[Begin SOURCE DATA]

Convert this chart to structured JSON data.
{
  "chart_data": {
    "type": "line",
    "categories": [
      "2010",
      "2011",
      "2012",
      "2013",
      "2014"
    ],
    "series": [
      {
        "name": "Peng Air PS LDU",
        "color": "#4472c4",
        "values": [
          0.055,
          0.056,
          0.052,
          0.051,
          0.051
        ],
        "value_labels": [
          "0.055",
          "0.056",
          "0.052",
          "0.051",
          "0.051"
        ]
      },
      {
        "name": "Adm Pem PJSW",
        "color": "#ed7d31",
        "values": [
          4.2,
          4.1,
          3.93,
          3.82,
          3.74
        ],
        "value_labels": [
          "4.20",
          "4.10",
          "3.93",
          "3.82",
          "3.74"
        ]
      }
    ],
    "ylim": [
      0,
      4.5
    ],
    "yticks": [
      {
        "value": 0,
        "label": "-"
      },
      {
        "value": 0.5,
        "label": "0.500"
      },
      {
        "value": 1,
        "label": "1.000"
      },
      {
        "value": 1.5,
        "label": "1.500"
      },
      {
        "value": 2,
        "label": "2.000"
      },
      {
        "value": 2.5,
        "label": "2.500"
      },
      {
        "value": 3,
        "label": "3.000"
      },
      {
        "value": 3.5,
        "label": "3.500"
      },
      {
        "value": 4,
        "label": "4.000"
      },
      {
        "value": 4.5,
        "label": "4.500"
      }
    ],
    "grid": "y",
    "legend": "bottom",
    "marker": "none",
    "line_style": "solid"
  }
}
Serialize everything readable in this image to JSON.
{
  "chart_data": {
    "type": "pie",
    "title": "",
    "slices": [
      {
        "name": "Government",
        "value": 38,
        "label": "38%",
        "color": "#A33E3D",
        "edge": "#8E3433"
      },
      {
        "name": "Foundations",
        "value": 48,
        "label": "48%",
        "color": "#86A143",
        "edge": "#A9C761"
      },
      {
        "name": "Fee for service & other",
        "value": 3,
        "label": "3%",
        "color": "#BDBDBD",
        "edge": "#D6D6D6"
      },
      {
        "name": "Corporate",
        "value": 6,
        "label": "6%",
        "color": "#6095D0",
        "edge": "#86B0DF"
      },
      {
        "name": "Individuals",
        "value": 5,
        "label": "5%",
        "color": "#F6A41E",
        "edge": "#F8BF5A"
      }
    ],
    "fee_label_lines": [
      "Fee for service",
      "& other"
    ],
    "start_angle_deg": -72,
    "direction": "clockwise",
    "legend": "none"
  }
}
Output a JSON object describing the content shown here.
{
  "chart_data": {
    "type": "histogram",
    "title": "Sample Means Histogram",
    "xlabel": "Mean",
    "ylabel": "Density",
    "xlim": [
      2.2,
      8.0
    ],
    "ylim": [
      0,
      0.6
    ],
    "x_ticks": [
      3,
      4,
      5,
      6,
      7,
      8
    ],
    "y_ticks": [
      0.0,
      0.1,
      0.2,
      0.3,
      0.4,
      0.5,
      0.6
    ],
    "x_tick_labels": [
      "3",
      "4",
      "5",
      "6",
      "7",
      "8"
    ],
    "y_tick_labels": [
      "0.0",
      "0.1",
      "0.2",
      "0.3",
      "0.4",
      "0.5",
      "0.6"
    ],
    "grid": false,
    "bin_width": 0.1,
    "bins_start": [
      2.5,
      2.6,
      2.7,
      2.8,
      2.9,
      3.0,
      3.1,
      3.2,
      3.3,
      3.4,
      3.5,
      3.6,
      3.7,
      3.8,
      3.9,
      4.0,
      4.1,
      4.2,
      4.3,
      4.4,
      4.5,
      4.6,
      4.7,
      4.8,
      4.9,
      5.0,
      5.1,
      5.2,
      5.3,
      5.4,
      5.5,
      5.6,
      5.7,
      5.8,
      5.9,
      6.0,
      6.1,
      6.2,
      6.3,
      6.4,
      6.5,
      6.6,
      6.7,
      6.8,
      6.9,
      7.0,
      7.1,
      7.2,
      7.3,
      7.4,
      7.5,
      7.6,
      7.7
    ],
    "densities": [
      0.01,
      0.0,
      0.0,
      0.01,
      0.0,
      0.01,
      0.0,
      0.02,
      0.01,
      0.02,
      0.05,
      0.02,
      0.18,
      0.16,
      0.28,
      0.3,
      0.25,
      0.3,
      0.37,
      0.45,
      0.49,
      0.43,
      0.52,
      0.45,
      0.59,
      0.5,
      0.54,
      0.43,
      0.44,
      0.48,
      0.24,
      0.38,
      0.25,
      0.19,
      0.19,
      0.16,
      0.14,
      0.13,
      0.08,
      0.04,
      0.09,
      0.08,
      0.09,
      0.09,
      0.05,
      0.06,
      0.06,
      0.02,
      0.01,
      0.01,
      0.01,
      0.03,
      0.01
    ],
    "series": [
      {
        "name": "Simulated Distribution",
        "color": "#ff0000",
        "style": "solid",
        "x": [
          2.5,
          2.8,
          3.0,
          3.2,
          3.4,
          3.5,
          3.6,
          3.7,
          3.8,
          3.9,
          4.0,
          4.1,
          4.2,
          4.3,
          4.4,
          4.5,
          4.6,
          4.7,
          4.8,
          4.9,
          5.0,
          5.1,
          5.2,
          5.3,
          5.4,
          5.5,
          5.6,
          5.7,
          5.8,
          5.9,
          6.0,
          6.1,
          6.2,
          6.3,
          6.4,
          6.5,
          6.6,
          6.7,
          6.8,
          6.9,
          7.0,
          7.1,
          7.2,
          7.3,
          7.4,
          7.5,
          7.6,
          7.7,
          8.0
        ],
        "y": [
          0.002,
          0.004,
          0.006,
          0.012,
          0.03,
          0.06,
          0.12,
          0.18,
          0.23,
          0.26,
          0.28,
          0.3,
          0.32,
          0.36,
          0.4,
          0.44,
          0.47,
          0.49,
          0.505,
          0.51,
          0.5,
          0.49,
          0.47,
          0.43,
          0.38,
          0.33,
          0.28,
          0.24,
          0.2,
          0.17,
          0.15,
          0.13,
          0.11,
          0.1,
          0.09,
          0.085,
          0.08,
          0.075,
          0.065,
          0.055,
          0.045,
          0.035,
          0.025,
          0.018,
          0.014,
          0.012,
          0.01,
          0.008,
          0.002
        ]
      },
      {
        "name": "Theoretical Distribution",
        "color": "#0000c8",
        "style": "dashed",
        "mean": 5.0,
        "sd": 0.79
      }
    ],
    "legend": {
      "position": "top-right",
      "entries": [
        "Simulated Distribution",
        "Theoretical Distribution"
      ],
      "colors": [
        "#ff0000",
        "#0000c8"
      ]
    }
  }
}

[End SOURCE DATA]

Reply with one number only: how many lines of the listing hold "Theoretical"?

2